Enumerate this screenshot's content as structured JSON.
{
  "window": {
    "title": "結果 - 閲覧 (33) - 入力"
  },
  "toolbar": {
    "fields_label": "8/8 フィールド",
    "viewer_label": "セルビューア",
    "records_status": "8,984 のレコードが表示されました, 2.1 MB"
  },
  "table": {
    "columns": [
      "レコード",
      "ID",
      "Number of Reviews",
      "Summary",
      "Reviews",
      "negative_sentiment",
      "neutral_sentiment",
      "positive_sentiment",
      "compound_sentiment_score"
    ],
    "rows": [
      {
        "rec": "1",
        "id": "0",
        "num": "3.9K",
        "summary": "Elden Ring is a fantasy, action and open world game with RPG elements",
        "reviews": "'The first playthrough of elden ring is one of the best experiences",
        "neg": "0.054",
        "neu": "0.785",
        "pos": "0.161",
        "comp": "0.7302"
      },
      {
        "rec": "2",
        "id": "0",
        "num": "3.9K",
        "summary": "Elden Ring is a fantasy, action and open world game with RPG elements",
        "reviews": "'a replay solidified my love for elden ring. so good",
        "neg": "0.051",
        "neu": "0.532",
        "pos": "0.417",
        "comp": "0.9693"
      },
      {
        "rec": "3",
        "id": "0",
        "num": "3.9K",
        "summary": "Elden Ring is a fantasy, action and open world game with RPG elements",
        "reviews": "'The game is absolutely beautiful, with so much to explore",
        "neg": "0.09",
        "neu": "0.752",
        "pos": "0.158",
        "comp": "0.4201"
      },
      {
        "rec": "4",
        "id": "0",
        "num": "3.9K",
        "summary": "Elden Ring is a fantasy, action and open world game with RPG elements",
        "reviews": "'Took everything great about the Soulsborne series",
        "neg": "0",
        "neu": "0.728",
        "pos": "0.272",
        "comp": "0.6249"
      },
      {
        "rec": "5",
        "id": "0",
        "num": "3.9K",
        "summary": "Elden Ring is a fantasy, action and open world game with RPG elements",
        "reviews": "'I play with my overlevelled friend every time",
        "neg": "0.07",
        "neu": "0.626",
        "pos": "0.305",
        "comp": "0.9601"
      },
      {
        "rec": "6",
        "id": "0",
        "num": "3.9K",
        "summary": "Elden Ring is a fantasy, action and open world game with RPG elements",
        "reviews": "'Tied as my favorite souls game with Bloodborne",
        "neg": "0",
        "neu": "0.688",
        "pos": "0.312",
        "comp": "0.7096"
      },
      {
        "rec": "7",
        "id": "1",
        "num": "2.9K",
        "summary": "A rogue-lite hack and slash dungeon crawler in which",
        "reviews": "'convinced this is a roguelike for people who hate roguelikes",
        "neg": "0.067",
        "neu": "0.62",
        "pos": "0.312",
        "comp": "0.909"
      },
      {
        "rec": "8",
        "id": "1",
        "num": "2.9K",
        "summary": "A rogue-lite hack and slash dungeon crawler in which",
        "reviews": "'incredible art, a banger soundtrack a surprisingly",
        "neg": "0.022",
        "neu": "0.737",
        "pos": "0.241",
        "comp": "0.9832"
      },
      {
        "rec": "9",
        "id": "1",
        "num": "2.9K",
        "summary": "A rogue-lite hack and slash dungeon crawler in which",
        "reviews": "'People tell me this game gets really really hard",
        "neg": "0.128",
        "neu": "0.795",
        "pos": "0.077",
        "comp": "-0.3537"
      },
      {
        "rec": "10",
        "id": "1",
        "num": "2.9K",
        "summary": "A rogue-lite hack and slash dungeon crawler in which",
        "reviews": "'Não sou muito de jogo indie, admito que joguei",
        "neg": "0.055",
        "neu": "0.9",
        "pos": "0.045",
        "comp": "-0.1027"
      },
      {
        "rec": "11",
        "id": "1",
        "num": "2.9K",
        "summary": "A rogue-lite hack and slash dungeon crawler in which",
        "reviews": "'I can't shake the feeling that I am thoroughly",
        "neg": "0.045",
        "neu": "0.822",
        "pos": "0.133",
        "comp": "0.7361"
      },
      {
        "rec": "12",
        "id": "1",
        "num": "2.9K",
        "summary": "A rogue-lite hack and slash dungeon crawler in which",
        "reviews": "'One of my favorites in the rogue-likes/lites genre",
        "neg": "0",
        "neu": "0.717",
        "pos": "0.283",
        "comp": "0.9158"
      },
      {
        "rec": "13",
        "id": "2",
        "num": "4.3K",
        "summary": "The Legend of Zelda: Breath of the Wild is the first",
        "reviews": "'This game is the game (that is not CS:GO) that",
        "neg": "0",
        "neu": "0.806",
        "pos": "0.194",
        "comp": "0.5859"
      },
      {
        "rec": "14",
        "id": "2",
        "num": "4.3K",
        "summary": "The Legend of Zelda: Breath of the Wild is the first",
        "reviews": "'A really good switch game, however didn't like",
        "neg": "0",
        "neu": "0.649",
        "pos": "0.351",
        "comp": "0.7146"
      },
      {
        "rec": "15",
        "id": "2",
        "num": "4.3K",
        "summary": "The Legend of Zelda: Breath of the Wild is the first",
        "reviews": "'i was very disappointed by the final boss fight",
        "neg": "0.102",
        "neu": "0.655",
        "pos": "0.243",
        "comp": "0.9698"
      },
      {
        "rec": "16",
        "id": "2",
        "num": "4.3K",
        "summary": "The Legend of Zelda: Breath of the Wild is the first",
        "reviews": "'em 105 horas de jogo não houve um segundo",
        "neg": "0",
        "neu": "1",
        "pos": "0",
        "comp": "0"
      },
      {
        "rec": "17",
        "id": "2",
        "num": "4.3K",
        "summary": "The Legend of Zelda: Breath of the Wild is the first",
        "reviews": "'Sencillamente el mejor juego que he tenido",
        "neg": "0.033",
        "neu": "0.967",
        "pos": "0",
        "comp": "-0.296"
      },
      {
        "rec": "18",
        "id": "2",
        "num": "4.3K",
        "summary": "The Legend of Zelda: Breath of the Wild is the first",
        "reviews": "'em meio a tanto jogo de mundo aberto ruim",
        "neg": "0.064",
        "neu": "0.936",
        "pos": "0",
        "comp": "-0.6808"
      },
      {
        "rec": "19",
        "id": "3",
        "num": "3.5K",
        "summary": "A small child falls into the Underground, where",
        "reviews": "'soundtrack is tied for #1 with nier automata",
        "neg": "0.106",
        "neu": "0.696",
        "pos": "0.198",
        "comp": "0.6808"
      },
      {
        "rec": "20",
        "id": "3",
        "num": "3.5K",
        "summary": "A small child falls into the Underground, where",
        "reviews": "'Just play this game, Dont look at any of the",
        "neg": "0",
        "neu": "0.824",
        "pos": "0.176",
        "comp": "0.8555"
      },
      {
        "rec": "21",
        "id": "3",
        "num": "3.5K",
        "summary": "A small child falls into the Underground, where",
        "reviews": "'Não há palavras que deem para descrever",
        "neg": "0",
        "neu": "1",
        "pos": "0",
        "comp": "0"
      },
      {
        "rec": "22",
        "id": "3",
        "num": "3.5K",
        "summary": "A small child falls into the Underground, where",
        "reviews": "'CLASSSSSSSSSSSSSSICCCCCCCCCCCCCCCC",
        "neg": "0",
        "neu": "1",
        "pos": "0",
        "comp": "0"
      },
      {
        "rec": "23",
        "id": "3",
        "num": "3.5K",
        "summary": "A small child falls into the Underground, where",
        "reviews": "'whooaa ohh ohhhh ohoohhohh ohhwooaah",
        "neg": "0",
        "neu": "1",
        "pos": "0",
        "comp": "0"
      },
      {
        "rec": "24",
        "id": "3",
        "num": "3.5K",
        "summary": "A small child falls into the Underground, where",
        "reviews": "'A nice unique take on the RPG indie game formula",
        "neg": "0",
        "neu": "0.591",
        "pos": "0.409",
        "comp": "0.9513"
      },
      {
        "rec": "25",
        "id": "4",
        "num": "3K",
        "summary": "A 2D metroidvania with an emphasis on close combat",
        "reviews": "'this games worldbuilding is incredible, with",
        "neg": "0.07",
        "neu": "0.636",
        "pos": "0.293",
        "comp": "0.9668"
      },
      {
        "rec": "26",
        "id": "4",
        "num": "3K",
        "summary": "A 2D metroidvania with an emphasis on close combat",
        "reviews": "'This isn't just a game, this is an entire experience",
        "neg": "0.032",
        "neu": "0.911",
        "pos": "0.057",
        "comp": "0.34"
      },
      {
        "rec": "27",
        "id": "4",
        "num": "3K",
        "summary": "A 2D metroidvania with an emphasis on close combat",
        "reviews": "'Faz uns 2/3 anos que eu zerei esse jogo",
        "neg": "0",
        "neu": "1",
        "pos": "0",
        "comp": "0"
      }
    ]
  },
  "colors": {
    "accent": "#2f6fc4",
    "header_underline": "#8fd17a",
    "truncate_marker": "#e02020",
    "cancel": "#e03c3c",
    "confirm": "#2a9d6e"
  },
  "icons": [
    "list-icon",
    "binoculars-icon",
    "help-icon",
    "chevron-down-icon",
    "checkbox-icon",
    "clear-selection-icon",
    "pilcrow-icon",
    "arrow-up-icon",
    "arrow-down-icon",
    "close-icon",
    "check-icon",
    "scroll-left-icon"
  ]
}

*-*-*

§ Task goal: Show every line from the entries above in which "good" appears.

§ Finished task:
        "reviews": "'a replay solidified my love for elden ring. so good",
        "reviews": "'A really good switch game, however didn't like",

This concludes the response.